▶ _ITEMS_
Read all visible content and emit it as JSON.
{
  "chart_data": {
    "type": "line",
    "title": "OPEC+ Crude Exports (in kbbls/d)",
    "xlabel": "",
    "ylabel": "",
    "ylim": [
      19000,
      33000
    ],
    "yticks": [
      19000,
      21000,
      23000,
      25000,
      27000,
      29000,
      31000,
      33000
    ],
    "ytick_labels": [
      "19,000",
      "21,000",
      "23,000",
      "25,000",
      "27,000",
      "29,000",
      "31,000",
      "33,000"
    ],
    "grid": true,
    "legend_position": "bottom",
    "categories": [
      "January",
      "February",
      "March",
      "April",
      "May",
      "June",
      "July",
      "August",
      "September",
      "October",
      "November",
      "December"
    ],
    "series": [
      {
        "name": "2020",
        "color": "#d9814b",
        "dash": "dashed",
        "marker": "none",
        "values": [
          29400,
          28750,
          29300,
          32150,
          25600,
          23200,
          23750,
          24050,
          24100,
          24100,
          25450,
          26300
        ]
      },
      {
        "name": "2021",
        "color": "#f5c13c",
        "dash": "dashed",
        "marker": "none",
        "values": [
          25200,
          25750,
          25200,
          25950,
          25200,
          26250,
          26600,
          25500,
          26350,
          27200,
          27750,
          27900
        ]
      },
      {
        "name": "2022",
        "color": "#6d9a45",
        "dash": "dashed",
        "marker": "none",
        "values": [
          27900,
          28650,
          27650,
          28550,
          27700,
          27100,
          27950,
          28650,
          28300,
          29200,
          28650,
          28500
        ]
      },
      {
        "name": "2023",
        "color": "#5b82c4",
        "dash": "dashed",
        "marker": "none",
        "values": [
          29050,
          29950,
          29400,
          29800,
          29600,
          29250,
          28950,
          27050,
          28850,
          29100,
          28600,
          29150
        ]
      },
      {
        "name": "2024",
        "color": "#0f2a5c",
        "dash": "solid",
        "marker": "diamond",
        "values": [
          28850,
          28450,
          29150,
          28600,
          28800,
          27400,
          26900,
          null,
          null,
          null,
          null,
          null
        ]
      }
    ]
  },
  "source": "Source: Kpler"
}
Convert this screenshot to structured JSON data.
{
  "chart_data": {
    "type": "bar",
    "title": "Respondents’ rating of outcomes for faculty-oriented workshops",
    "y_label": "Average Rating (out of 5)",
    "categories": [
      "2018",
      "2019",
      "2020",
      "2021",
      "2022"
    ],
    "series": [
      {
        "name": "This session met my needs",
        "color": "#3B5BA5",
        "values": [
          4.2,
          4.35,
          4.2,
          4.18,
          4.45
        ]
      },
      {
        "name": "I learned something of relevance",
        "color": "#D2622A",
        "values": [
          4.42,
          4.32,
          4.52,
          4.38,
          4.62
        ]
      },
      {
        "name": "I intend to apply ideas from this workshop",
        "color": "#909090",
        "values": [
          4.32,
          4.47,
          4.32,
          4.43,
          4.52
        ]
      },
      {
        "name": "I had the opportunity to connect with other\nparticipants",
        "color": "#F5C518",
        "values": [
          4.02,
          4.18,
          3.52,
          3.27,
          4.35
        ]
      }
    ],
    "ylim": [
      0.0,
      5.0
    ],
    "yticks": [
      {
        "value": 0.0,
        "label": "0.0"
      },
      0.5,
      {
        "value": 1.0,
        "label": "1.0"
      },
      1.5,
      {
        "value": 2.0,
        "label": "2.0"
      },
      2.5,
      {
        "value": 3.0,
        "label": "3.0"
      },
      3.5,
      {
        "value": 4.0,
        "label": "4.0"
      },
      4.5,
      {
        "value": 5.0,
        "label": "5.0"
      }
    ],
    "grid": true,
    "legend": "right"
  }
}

▶ _TASK DIRECTIONS_
Repeat the data in its entirety, character for character.

▶ _ANSWER FOR THIS EXERCISE_
Read all visible content and emit it as JSON.
{
  "chart_data": {
    "type": "line",
    "title": "OPEC+ Crude Exports (in kbbls/d)",
    "xlabel": "",
    "ylabel": "",
    "ylim": [
      19000,
      33000
    ],
    "yticks": [
      19000,
      21000,
      23000,
      25000,
      27000,
      29000,
      31000,
      33000
    ],
    "ytick_labels": [
      "19,000",
      "21,000",
      "23,000",
      "25,000",
      "27,000",
      "29,000",
      "31,000",
      "33,000"
    ],
    "grid": true,
    "legend_position": "bottom",
    "categories": [
      "January",
      "February",
      "March",
      "April",
      "May",
      "June",
      "July",
      "August",
      "September",
      "October",
      "November",
      "December"
    ],
    "series": [
      {
        "name": "2020",
        "color": "#d9814b",
        "dash": "dashed",
        "marker": "none",
        "values": [
          29400,
          28750,
          29300,
          32150,
          25600,
          23200,
          23750,
          24050,
          24100,
          24100,
          25450,
          26300
        ]
      },
      {
        "name": "2021",
        "color": "#f5c13c",
        "dash": "dashed",
        "marker": "none",
        "values": [
          25200,
          25750,
          25200,
          25950,
          25200,
          26250,
          26600,
          25500,
          26350,
          27200,
          27750,
          27900
        ]
      },
      {
        "name": "2022",
        "color": "#6d9a45",
        "dash": "dashed",
        "marker": "none",
        "values": [
          27900,
          28650,
          27650,
          28550,
          27700,
          27100,
          27950,
          28650,
          28300,
          29200,
          28650,
          28500
        ]
      },
      {
        "name": "2023",
        "color": "#5b82c4",
        "dash": "dashed",
        "marker": "none",
        "values": [
          29050,
          29950,
          29400,
          29800,
          29600,
          29250,
          28950,
          27050,
          28850,
          29100,
          28600,
          29150
        ]
      },
      {
        "name": "2024",
        "color": "#0f2a5c",
        "dash": "solid",
        "marker": "diamond",
        "values": [
          28850,
          28450,
          29150,
          28600,
          28800,
          27400,
          26900,
          null,
          null,
          null,
          null,
          null
        ]
      }
    ]
  },
  "source": "Source: Kpler"
}
Convert this screenshot to structured JSON data.
{
  "chart_data": {
    "type": "bar",
    "title": "Respondents’ rating of outcomes for faculty-oriented workshops",
    "y_label": "Average Rating (out of 5)",
    "categories": [
      "2018",
      "2019",
      "2020",
      "2021",
      "2022"
    ],
    "series": [
      {
        "name": "This session met my needs",
        "color": "#3B5BA5",
        "values": [
          4.2,
          4.35,
          4.2,
          4.18,
          4.45
        ]
      },
      {
        "name": "I learned something of relevance",
        "color": "#D2622A",
        "values": [
          4.42,
          4.32,
          4.52,
          4.38,
          4.62
        ]
      },
      {
        "name": "I intend to apply ideas from this workshop",
        "color": "#909090",
        "values": [
          4.32,
          4.47,
          4.32,
          4.43,
          4.52
        ]
      },
      {
        "name": "I had the opportunity to connect with other\nparticipants",
        "color": "#F5C518",
        "values": [
          4.02,
          4.18,
          3.52,
          3.27,
          4.35
        ]
      }
    ],
    "ylim": [
      0.0,
      5.0
    ],
    "yticks": [
      {
        "value": 0.0,
        "label": "0.0"
      },
      0.5,
      {
        "value": 1.0,
        "label": "1.0"
      },
      1.5,
      {
        "value": 2.0,
        "label": "2.0"
      },
      2.5,
      {
        "value": 3.0,
        "label": "3.0"
      },
      3.5,
      {
        "value": 4.0,
        "label": "4.0"
      },
      4.5,
      {
        "value": 5.0,
        "label": "5.0"
      }
    ],
    "grid": true,
    "legend": "right"
  }
}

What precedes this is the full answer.